Dataset entries
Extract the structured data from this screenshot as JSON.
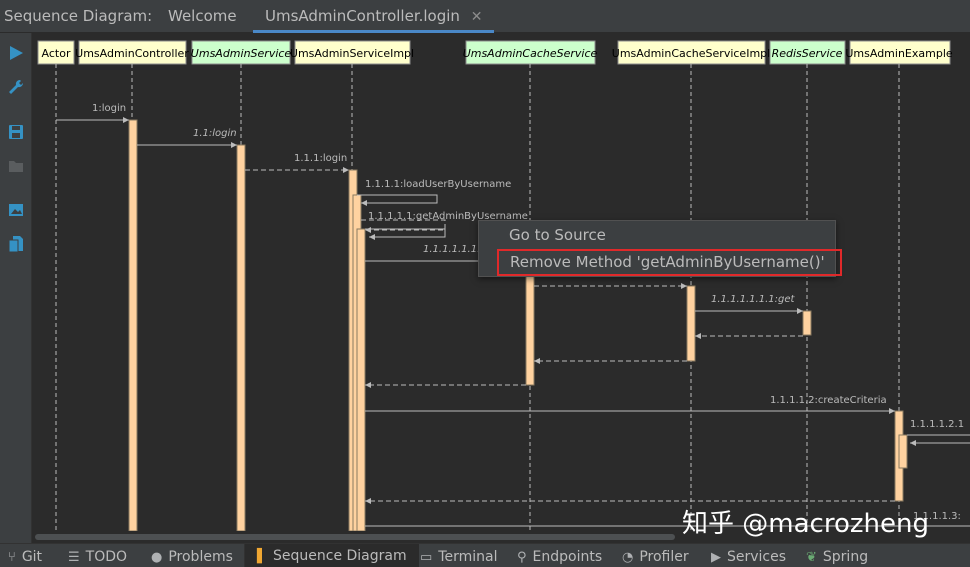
{
  "title": "Sequence Diagram:",
  "tabs": [
    {
      "label": "Welcome"
    },
    {
      "label": "UmsAdminController.login"
    }
  ],
  "toolbar": {
    "icons": [
      "run-icon",
      "wrench-icon",
      "save-icon",
      "folder-icon",
      "image-icon",
      "document-icon"
    ]
  },
  "lifelines": [
    {
      "label": "Actor",
      "kind": "class"
    },
    {
      "label": "UmsAdminController",
      "kind": "class"
    },
    {
      "label": "UmsAdminService",
      "kind": "interface"
    },
    {
      "label": "UmsAdminServiceImpl",
      "kind": "class"
    },
    {
      "label": "UmsAdminCacheService",
      "kind": "interface"
    },
    {
      "label": "UmsAdminCacheServiceImpl",
      "kind": "class"
    },
    {
      "label": "RedisService",
      "kind": "interface"
    },
    {
      "label": "UmsAdminExample",
      "kind": "class"
    }
  ],
  "messages": [
    {
      "label": "1:login"
    },
    {
      "label": "1.1:login"
    },
    {
      "label": "1.1.1:login"
    },
    {
      "label": "1.1.1.1:loadUserByUsername"
    },
    {
      "label": "1.1.1.1.1:getAdminByUsername"
    },
    {
      "label": "1.1.1.1.1.1:"
    },
    {
      "label": "1.1.1.1.1.1.1:get"
    },
    {
      "label": "1.1.1.1.2:createCriteria"
    },
    {
      "label": "1.1.1.1.2.1"
    },
    {
      "label": "1.1.1.1.3:"
    }
  ],
  "context_menu": {
    "items": [
      {
        "label": "Go to Source"
      },
      {
        "label": "Remove Method 'getAdminByUsername()'"
      }
    ]
  },
  "status_bar": {
    "items": [
      {
        "label": "Git",
        "icon": "branch-icon"
      },
      {
        "label": "TODO",
        "icon": "list-icon"
      },
      {
        "label": "Problems",
        "icon": "problems-icon"
      },
      {
        "label": "Sequence Diagram",
        "icon": "sequence-icon"
      },
      {
        "label": "Terminal",
        "icon": "terminal-icon"
      },
      {
        "label": "Endpoints",
        "icon": "endpoints-icon"
      },
      {
        "label": "Profiler",
        "icon": "profiler-icon"
      },
      {
        "label": "Services",
        "icon": "services-icon"
      },
      {
        "label": "Spring",
        "icon": "spring-icon"
      }
    ]
  },
  "watermark": "知乎 @macrozheng",
  "colors": {
    "class_box": "#ffffcc",
    "interface_box": "#ccffcc",
    "activation": "#ffd2a0",
    "accent": "#4a88c7",
    "highlight": "#e0292a"
  }
}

#### [Task instructions]
Gather every line from the listing above in which "login" appears, and copy those lines.

#### [The result]
      "label": "UmsAdminController.login"
      "label": "1:login"
      "label": "1.1:login"
      "label": "1.1.1:login"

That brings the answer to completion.